Identify the lines bearing the string "value" and gather them.

> **Available records**:

────────────────────

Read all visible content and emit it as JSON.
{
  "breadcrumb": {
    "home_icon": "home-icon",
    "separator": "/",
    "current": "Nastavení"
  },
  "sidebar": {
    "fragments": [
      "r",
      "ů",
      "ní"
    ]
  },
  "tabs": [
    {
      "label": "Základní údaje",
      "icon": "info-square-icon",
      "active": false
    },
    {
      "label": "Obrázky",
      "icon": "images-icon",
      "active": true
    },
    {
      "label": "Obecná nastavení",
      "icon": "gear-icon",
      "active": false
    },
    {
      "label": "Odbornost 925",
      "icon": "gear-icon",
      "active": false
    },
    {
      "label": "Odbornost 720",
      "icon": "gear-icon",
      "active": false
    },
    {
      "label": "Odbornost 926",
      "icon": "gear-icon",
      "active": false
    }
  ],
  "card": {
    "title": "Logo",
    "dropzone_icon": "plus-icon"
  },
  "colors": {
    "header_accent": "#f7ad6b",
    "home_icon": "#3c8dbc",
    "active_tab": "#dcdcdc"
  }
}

────────────────────

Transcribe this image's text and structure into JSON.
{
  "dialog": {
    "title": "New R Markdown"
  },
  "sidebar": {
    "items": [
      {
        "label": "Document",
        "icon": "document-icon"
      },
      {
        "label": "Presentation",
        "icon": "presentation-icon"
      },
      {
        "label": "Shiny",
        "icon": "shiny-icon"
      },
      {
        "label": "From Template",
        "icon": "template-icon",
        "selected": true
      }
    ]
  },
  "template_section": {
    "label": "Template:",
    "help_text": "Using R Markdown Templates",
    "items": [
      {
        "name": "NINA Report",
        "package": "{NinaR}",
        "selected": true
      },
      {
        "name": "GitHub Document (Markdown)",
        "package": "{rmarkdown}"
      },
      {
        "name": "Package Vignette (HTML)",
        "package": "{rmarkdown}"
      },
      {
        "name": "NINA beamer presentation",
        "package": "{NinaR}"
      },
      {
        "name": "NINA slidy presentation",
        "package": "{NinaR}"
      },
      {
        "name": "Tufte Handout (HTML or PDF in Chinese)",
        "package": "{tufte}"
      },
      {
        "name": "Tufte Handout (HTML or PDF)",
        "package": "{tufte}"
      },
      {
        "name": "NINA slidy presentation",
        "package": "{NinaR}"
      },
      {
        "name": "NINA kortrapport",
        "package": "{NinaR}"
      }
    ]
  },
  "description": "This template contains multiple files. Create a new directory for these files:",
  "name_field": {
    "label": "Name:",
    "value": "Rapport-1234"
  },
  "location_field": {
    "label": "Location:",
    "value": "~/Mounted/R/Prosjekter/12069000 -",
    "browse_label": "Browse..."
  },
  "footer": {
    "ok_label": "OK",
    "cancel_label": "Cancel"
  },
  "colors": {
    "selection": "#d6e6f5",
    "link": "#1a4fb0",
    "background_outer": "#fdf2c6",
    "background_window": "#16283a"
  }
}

────────────────────

> **Response to this task**:
    "value": "Rapport-1234"
    "value": "~/Mounted/R/Prosjekter/12069000 -",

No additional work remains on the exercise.